Directions - Copy each line of the entries that contains the word "Person".

* Start Task data *

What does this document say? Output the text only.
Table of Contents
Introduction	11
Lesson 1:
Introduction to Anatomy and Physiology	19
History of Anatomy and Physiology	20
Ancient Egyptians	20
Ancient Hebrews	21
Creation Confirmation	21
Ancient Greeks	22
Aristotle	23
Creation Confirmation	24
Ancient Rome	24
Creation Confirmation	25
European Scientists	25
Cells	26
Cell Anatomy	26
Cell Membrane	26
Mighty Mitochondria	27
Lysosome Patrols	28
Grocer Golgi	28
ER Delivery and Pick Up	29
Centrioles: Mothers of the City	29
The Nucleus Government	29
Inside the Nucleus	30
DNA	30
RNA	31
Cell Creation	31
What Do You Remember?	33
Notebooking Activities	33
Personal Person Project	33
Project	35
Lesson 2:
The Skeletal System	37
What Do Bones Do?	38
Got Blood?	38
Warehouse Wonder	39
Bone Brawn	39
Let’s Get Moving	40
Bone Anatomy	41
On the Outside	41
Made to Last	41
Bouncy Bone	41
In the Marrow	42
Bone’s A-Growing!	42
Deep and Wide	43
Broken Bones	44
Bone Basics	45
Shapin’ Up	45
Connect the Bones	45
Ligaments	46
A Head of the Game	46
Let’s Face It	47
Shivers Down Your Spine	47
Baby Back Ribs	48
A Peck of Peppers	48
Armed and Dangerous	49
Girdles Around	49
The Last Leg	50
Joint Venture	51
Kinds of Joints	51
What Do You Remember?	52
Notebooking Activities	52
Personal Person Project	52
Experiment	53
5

* End Task data *
* Start Task data *

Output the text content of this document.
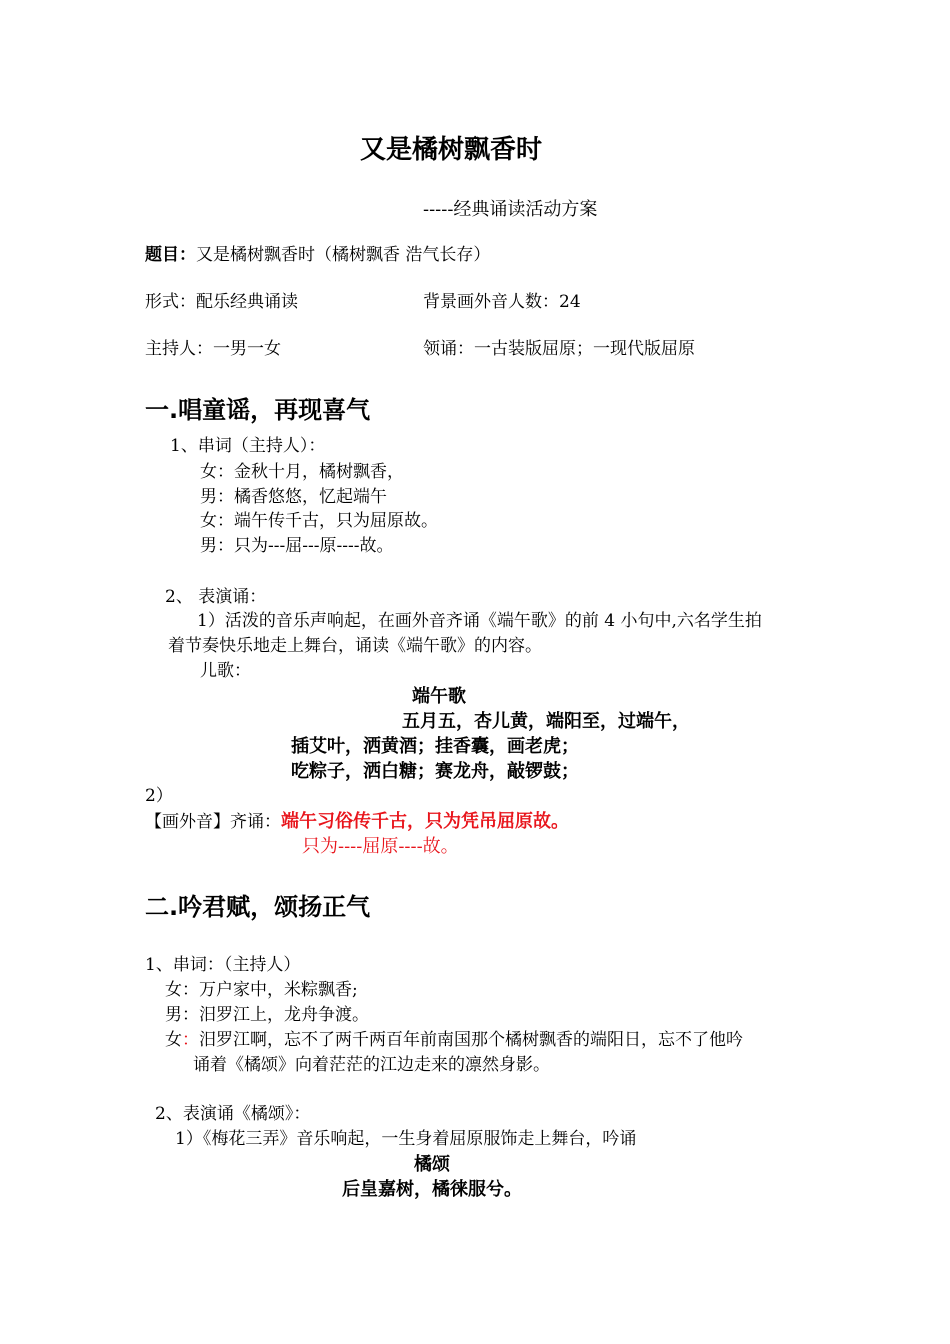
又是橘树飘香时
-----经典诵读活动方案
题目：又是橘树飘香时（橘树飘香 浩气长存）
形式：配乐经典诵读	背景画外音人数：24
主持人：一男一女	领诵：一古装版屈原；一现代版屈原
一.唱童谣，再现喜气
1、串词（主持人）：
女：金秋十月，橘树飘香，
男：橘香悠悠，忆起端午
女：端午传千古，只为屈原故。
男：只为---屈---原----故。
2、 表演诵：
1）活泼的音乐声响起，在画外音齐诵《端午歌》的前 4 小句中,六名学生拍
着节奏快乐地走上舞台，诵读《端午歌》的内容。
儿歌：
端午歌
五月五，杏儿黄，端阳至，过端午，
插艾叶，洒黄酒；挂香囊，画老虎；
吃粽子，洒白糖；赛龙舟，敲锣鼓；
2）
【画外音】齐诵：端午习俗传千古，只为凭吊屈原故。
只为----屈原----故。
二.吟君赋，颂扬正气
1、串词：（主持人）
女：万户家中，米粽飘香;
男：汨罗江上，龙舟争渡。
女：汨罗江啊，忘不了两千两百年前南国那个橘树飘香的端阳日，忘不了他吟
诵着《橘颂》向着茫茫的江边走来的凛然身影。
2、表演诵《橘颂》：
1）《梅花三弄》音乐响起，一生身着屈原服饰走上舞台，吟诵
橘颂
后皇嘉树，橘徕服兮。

* End Task data *

Answer to the task -
Personal Person Project	33
Personal Person Project	52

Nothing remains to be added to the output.